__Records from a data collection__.
━━━━━━━━━━

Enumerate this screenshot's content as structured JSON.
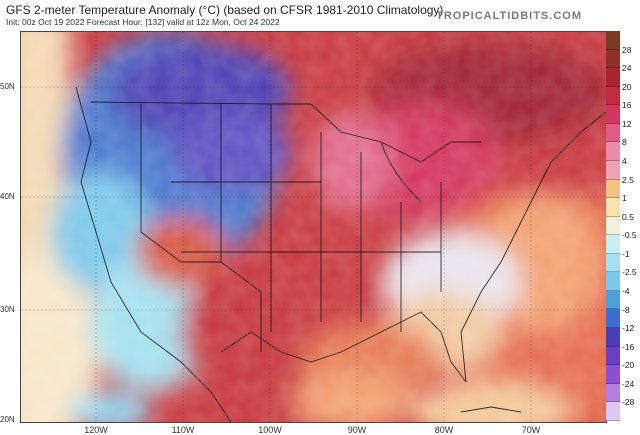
{
  "header": {
    "title": "GFS 2-meter Temperature Anomaly (°C) (based on CFSR 1981-2010 Climatology)",
    "subtitle": "Init: 00z Oct 19 2022   Forecast Hour: [132]   valid at 12z Mon, Oct 24 2022",
    "credit": "TROPICALTIDBITS.COM"
  },
  "map": {
    "latitude_labels": [
      "50N",
      "40N",
      "30N",
      "20N"
    ],
    "longitude_labels": [
      "120W",
      "110W",
      "100W",
      "90W",
      "80W",
      "70W"
    ]
  },
  "colorbar": {
    "labels": [
      "28",
      "24",
      "20",
      "16",
      "12",
      "8",
      "4",
      "2.5",
      "1",
      "0.5",
      "-0.5",
      "-1",
      "-2.5",
      "-4",
      "-8",
      "-12",
      "-16",
      "-20",
      "-24",
      "-28"
    ],
    "colors": [
      "#7a3b22",
      "#8f2f26",
      "#a7252f",
      "#c12a3f",
      "#d3355c",
      "#e05c86",
      "#ea8aa9",
      "#f0a2b5",
      "#f4c486",
      "#f8e2b2",
      "#f5f0dc",
      "#c9eef0",
      "#a4e0ef",
      "#7cc8ea",
      "#4e9fdc",
      "#3a6fcb",
      "#4b3fb4",
      "#6a3fbf",
      "#8d4fd0",
      "#b37fe3",
      "#e0c7f2"
    ]
  }
}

━━━━━━━━━━

__GOAL__. Write out the entries above verbatim; the pictures do not belong in your copy.

__TASK RESPONSE__.
Enumerate this screenshot's content as structured JSON.
{
  "header": {
    "title": "GFS 2-meter Temperature Anomaly (°C) (based on CFSR 1981-2010 Climatology)",
    "subtitle": "Init: 00z Oct 19 2022   Forecast Hour: [132]   valid at 12z Mon, Oct 24 2022",
    "credit": "TROPICALTIDBITS.COM"
  },
  "map": {
    "latitude_labels": [
      "50N",
      "40N",
      "30N",
      "20N"
    ],
    "longitude_labels": [
      "120W",
      "110W",
      "100W",
      "90W",
      "80W",
      "70W"
    ]
  },
  "colorbar": {
    "labels": [
      "28",
      "24",
      "20",
      "16",
      "12",
      "8",
      "4",
      "2.5",
      "1",
      "0.5",
      "-0.5",
      "-1",
      "-2.5",
      "-4",
      "-8",
      "-12",
      "-16",
      "-20",
      "-24",
      "-28"
    ],
    "colors": [
      "#7a3b22",
      "#8f2f26",
      "#a7252f",
      "#c12a3f",
      "#d3355c",
      "#e05c86",
      "#ea8aa9",
      "#f0a2b5",
      "#f4c486",
      "#f8e2b2",
      "#f5f0dc",
      "#c9eef0",
      "#a4e0ef",
      "#7cc8ea",
      "#4e9fdc",
      "#3a6fcb",
      "#4b3fb4",
      "#6a3fbf",
      "#8d4fd0",
      "#b37fe3",
      "#e0c7f2"
    ]
  }
}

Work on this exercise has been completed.